╔══

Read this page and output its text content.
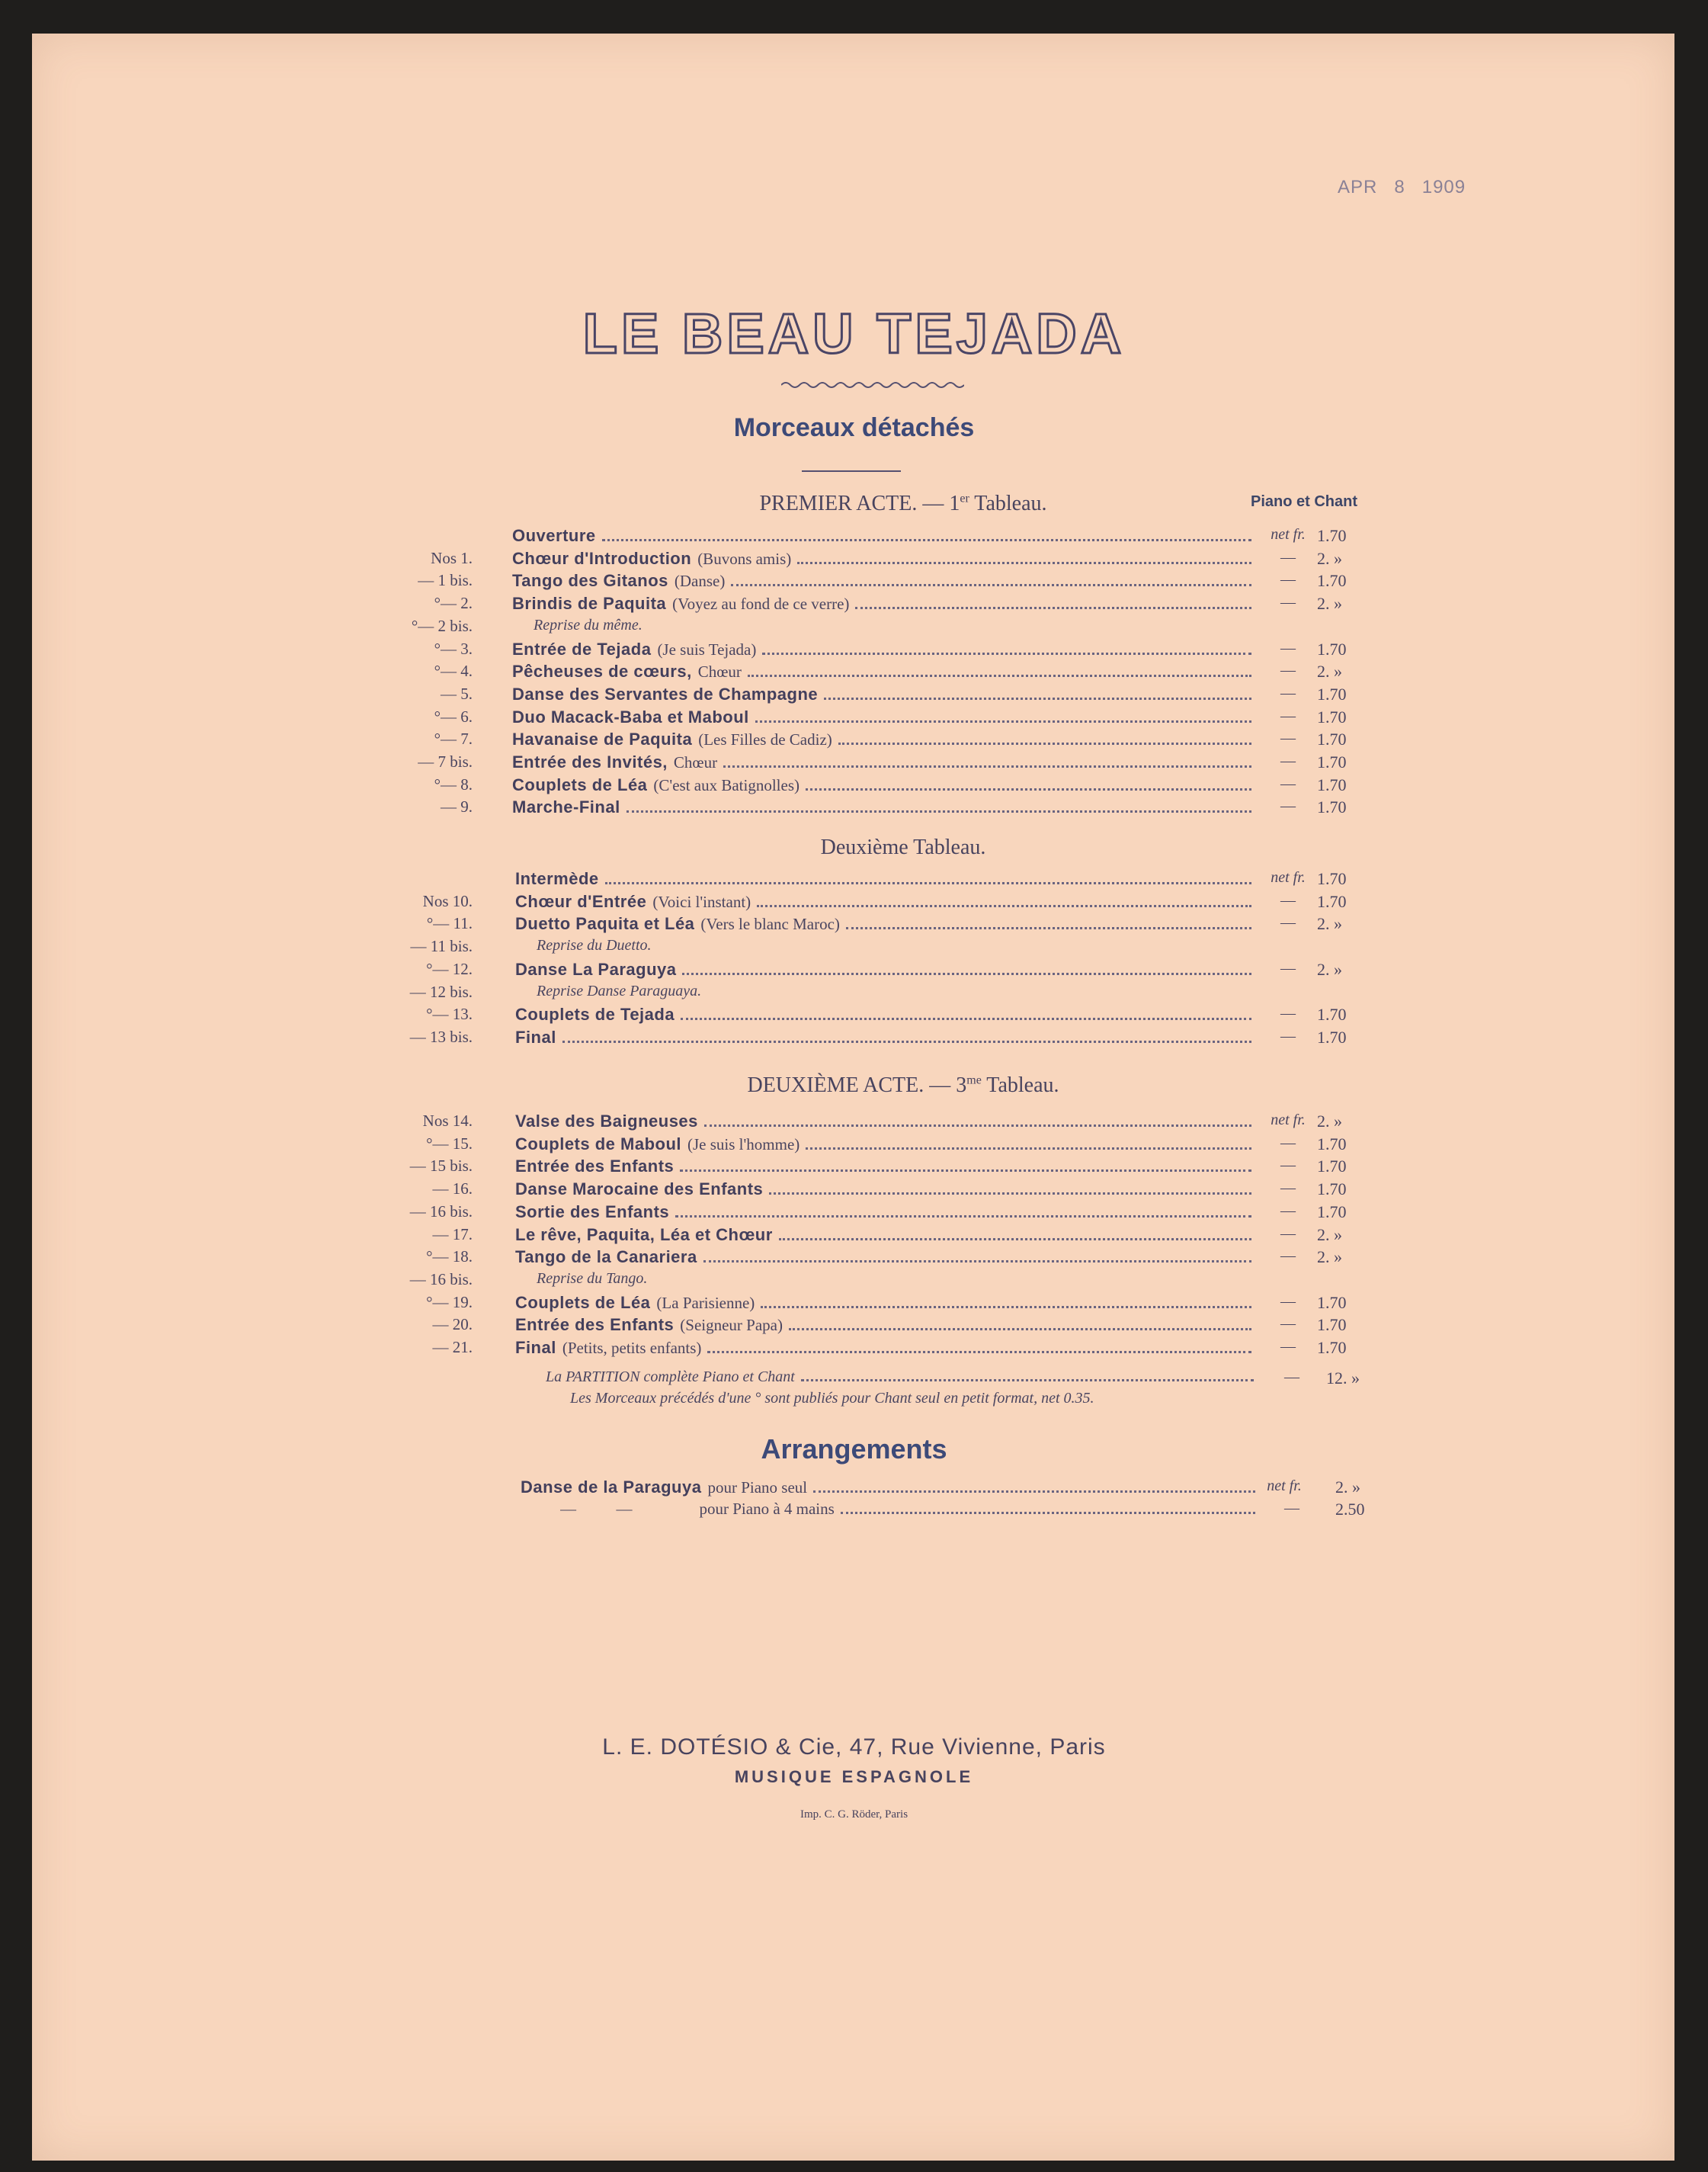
APR 8 1909
LE BEAU TEJADA
Morceaux détachés
PREMIER ACTE. — 1er Tableau.	Piano et Chant
Deuxième Tableau.
DEUXIÈME ACTE. — $3^{me}$ Tableau.
Ouverture	net fr. 1.70
Nos 1. Chœur d'Introduction (Buvons amis)	—	2. »
— 1 bis. Tango des Gitanos (Danse)	—	1.70
°— 2. Brindis de Paquita (Voyez au fond de ce verre)	—	2. »
°— 2 bis.	Reprise du même.
°— 3. Entrée de Tejada (Je suis Tejada)	—	1.70
°— 4. Pêcheuses de cœurs, Chœur	—	2. »
— 5. Danse des Servantes de Champagne	—	1.70
°— 6. Duo Macack-Baba et Maboul	—	1.70
°— 7. Havanaise de Paquita (Les Filles de Cadiz)	—	1.70
— 7 bis. Entrée des Invités, Chœur	—	1.70
°— 8. Couplets de Léa (C'est aux Batignolles)	—	1.70
— 9. Marche-Final	—	1.70
Intermède	net fr. 1.70
Nos 10.	Chœur d'Entrée (Voici l'instant)	—	1.70
°— 11.	Duetto Paquita et Léa (Vers le blanc Maroc)	—	2. »
— 11 bis.	Reprise du Duetto.
°— 12.	Danse La Paraguya	—	2. »
— 12 bis.	Reprise Danse Paraguaya.
°— 13.	Couplets de Tejada	—	1.70
— 13 bis.	Final	—	1.70
Nos 14.	Valse des Baigneuses	net fr. 2. »
°— 15.	Couplets de Maboul (Je suis l'homme)	—	1.70
— 15 bis.	Entrée des Enfants	—	1.70
— 16.	Danse Marocaine des Enfants	—	1.70
— 16 bis.	Sortie des Enfants	—	1.70
— 17.	Le rêve, Paquita, Léa et Chœur	—	2. »
°— 18.	Tango de la Canariera	—	2. »
— 16 bis.	Reprise du Tango.
°— 19.	Couplets de Léa (La Parisienne)	—	1.70
— 20.	Entrée des Enfants (Seigneur Papa)	—	1.70
— 21.	Final (Petits, petits enfants)	—	1.70
La PARTITION complète Piano et Chant	—	12. »
Les Morceaux précédés d'une ° sont publiés pour Chant seul en petit format, net 0.35.
Arrangements
Danse de la Paraguya pour Piano seul	net fr.	2. »
—          —	pour Piano à 4 mains	—	2.50
L. E. DOTÉSIO & Cie, 47, Rue Vivienne, Paris
MUSIQUE ESPAGNOLE
Imp. C. G. Röder, Paris
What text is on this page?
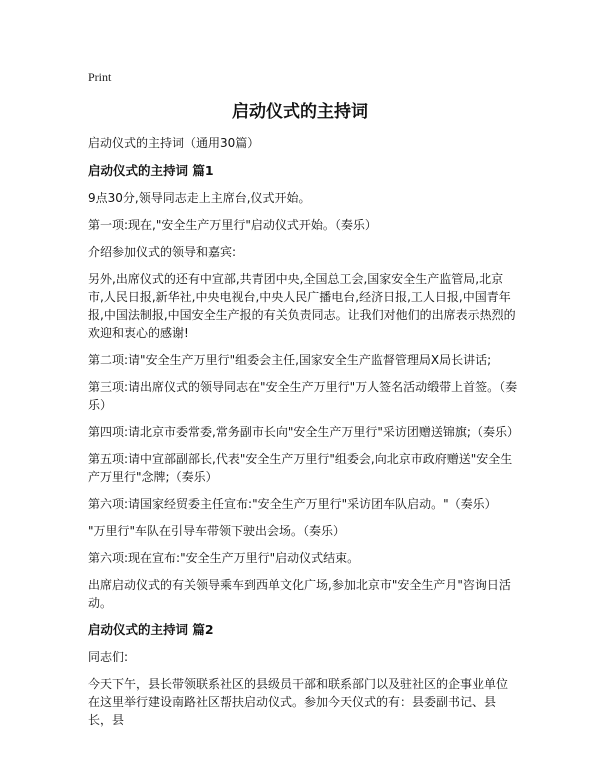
Print
启动仪式的主持词

启动仪式的主持词（通用30篇）

启动仪式的主持词 篇1

9点30分,领导同志走上主席台,仪式开始。

第一项:现在,"安全生产万里行"启动仪式开始。（奏乐）

介绍参加仪式的领导和嘉宾:

另外,出席仪式的还有中宣部,共青团中央,全国总工会,国家安全生产监管局,北京市,人民日报,新华社,中央电视台,中央人民广播电台,经济日报,工人日报,中国青年报,中国法制报,中国安全生产报的有关负责同志。让我们对他们的出席表示热烈的欢迎和衷心的感谢!

第二项:请"安全生产万里行"组委会主任,国家安全生产监督管理局X局长讲话;

第三项:请出席仪式的领导同志在"安全生产万里行"万人签名活动缎带上首签。（奏乐）

第四项:请北京市委常委,常务副市长向"安全生产万里行"采访团赠送锦旗;（奏乐）

第五项:请中宣部副部长,代表"安全生产万里行"组委会,向北京市政府赠送"安全生产万里行"念牌;（奏乐）

第六项:请国家经贸委主任宣布:"安全生产万里行"采访团车队启动。"（奏乐）

"万里行"车队在引导车带领下驶出会场。（奏乐）

第六项:现在宣布:"安全生产万里行"启动仪式结束。

出席启动仪式的有关领导乘车到西单文化广场,参加北京市"安全生产月"咨询日活动。

启动仪式的主持词 篇2

同志们:

今天下午，县长带领联系社区的县级员干部和联系部门以及驻社区的企事业单位在这里举行建设南路社区帮扶启动仪式。参加今天仪式的有：县委副书记、县长，县
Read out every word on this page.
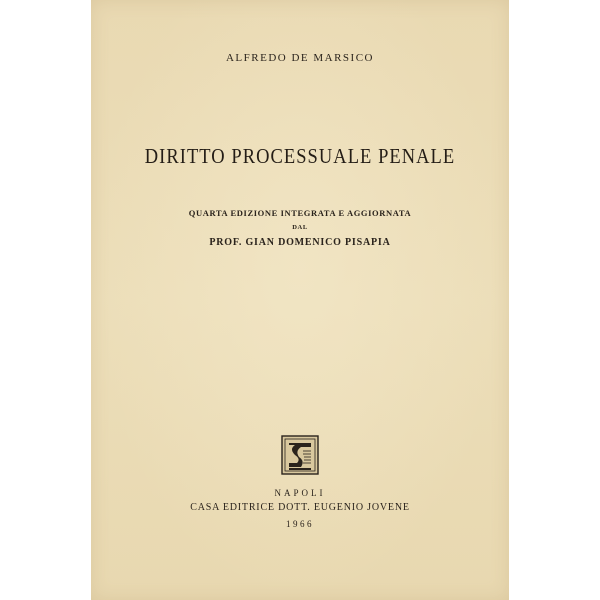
ALFREDO DE MARSICO
DIRITTO PROCESSUALE PENALE
QUARTA EDIZIONE INTEGRATA E AGGIORNATA
DAL
PROF. GIAN DOMENICO PISAPIA
NAPOLI
CASA EDITRICE DOTT. EUGENIO JOVENE
1966
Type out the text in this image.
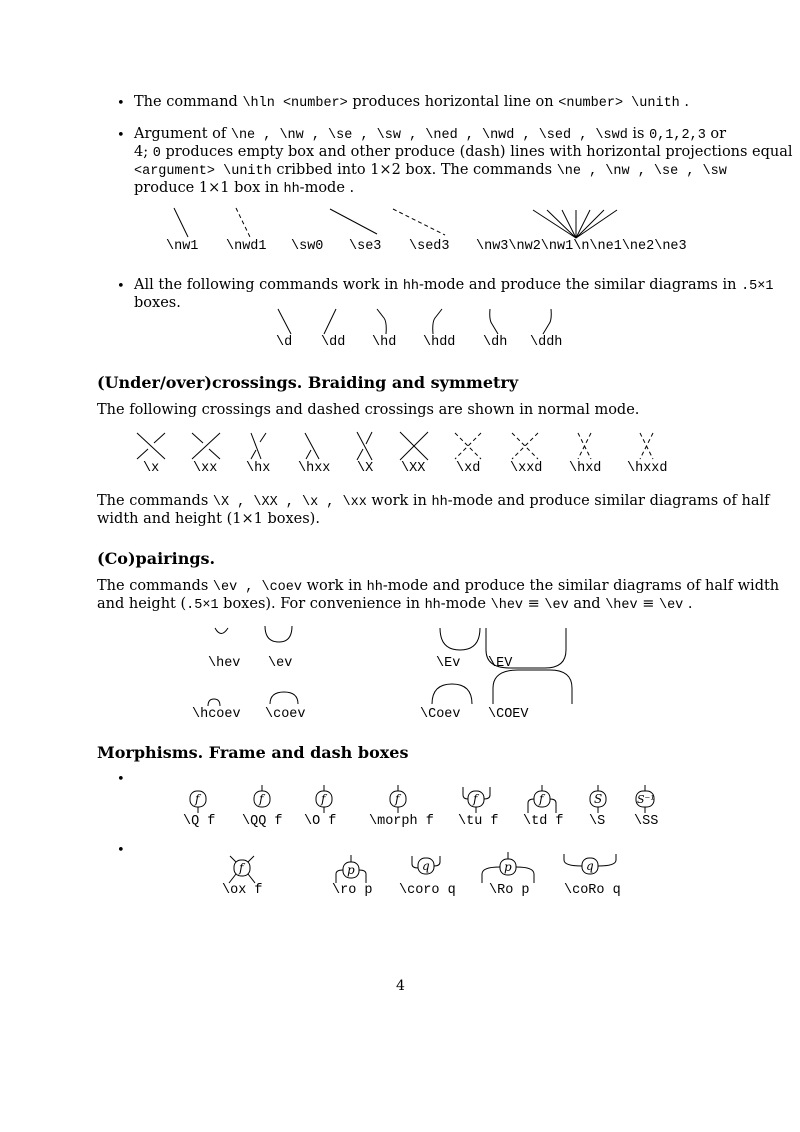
• The command \hln <number> produces horizontal line on <number> \unith .
• Argument of \ne , \nw , \se , \sw , \ned , \nwd , \sed , \swd is 0,1,2,3 or
4; 0 produces empty box and other produce (dash) lines with horizontal projections equal
<argument> \unith cribbed into 1×2 box. The commands \ne , \nw , \se , \sw
produce 1×1 box in hh-mode .
\nw1 \nwd1 \sw0 \se3 \sed3 \nw3\nw2\nw1\n\ne1\ne2\ne3
• All the following commands work in hh-mode and produce the similar diagrams in .5×1
boxes.
\d \dd \hd \hdd \dh \ddh
(Under/over)crossings. Braiding and symmetry
The following crossings and dashed crossings are shown in normal mode.
\x	\xx \hx \hxx \X \XX \xd \xxd \hxd \hxxd
The commands \X , \XX , \x , \xx work in hh-mode and produce similar diagrams of half
width and height (1×1 boxes).
(Co)pairings.
The commands \ev , \coev work in hh-mode and produce the similar diagrams of half width
and height (.5×1 boxes). For convenience in hh-mode \hev ≡ \ev and \hev ≡ \ev .
\hev \ev	\Ev \EV
\hcoev \coev	\Coev \COEV
Morphisms. Frame and dash boxes
•
f	f	f	f	f	f	S	S⁻¹
\Q f \QQ f \O f \morph f \tu f \td f \S \SS
•
f	p	q	p	q
\ox f	\ro p \coro q \Ro p	\coRo q
4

╚══

Which lines hold the string "similar"? List them all.

▸ **Task response**
• All the following commands work in hh-mode and produce the similar diagrams in .5×1
The commands \X , \XX , \x , \xx work in hh-mode and produce similar diagrams of half
The commands \ev , \coev work in hh-mode and produce the similar diagrams of half width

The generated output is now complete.